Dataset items
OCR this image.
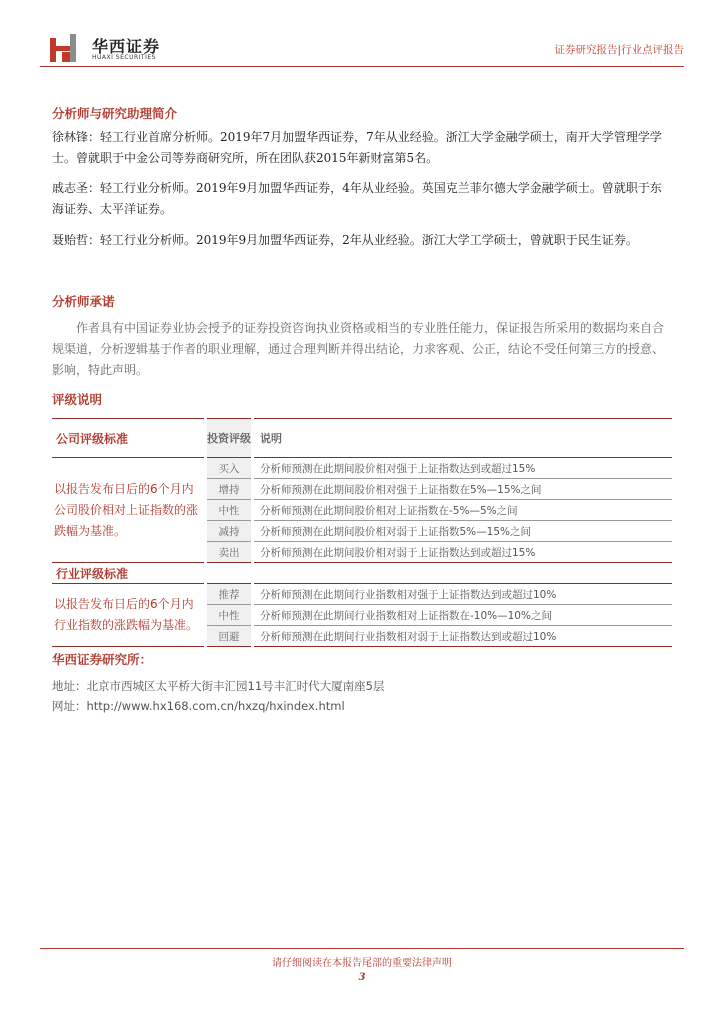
华西证券
HUAXI SECURITIES
证券研究报告|行业点评报告
分析师与研究助理简介
徐林锋：轻工行业首席分析师。2019年7月加盟华西证券，7年从业经验。浙江大学金融学硕士，南开大学管理学学士。曾就职于中金公司等券商研究所，所在团队获2015年新财富第5名。
戚志圣：轻工行业分析师。2019年9月加盟华西证券，4年从业经验。英国克兰菲尔德大学金融学硕士。曾就职于东海证券、太平洋证券。
聂贻哲：轻工行业分析师。2019年9月加盟华西证券，2年从业经验。浙江大学工学硕士，曾就职于民生证券。
分析师承诺
作者具有中国证券业协会授予的证券投资咨询执业资格或相当的专业胜任能力，保证报告所采用的数据均来自合规渠道，分析逻辑基于作者的职业理解，通过合理判断并得出结论，力求客观、公正，结论不受任何第三方的授意、影响，特此声明。
评级说明
公司评级标准	投资评级	说明
以报告发布日后的6个月内公司股价相对上证指数的涨跌幅为基准。	买入	分析师预测在此期间股价相对强于上证指数达到或超过15%
	增持	分析师预测在此期间股价相对强于上证指数在5%—15%之间
	中性	分析师预测在此期间股价相对上证指数在-5%—5%之间
	减持	分析师预测在此期间股价相对弱于上证指数5%—15%之间
	卖出	分析师预测在此期间股价相对弱于上证指数达到或超过15%
行业评级标准		
以报告发布日后的6个月内行业指数的涨跌幅为基准。	推荐	分析师预测在此期间行业指数相对强于上证指数达到或超过10%
	中性	分析师预测在此期间行业指数相对上证指数在-10%—10%之间
	回避	分析师预测在此期间行业指数相对弱于上证指数达到或超过10%
华西证券研究所：
地址：北京市西城区太平桥大街丰汇园11号丰汇时代大厦南座5层
网址：http://www.hx168.com.cn/hxzq/hxindex.html
请仔细阅读在本报告尾部的重要法律声明
3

* _Written problem_
Omit pictures; set down the rest of the material word for word.

* _Response to this task_
OCR this image.
华西证券
HUAXI SECURITIES
证券研究报告|行业点评报告
分析师与研究助理简介
徐林锋：轻工行业首席分析师。2019年7月加盟华西证券，7年从业经验。浙江大学金融学硕士，南开大学管理学学士。曾就职于中金公司等券商研究所，所在团队获2015年新财富第5名。
戚志圣：轻工行业分析师。2019年9月加盟华西证券，4年从业经验。英国克兰菲尔德大学金融学硕士。曾就职于东海证券、太平洋证券。
聂贻哲：轻工行业分析师。2019年9月加盟华西证券，2年从业经验。浙江大学工学硕士，曾就职于民生证券。
分析师承诺
作者具有中国证券业协会授予的证券投资咨询执业资格或相当的专业胜任能力，保证报告所采用的数据均来自合规渠道，分析逻辑基于作者的职业理解，通过合理判断并得出结论，力求客观、公正，结论不受任何第三方的授意、影响，特此声明。
评级说明
公司评级标准	投资评级	说明
以报告发布日后的6个月内公司股价相对上证指数的涨跌幅为基准。	买入	分析师预测在此期间股价相对强于上证指数达到或超过15%
	增持	分析师预测在此期间股价相对强于上证指数在5%—15%之间
	中性	分析师预测在此期间股价相对上证指数在-5%—5%之间
	减持	分析师预测在此期间股价相对弱于上证指数5%—15%之间
	卖出	分析师预测在此期间股价相对弱于上证指数达到或超过15%
行业评级标准		
以报告发布日后的6个月内行业指数的涨跌幅为基准。	推荐	分析师预测在此期间行业指数相对强于上证指数达到或超过10%
	中性	分析师预测在此期间行业指数相对上证指数在-10%—10%之间
	回避	分析师预测在此期间行业指数相对弱于上证指数达到或超过10%
华西证券研究所：
地址：北京市西城区太平桥大街丰汇园11号丰汇时代大厦南座5层
网址：http://www.hx168.com.cn/hxzq/hxindex.html
请仔细阅读在本报告尾部的重要法律声明
3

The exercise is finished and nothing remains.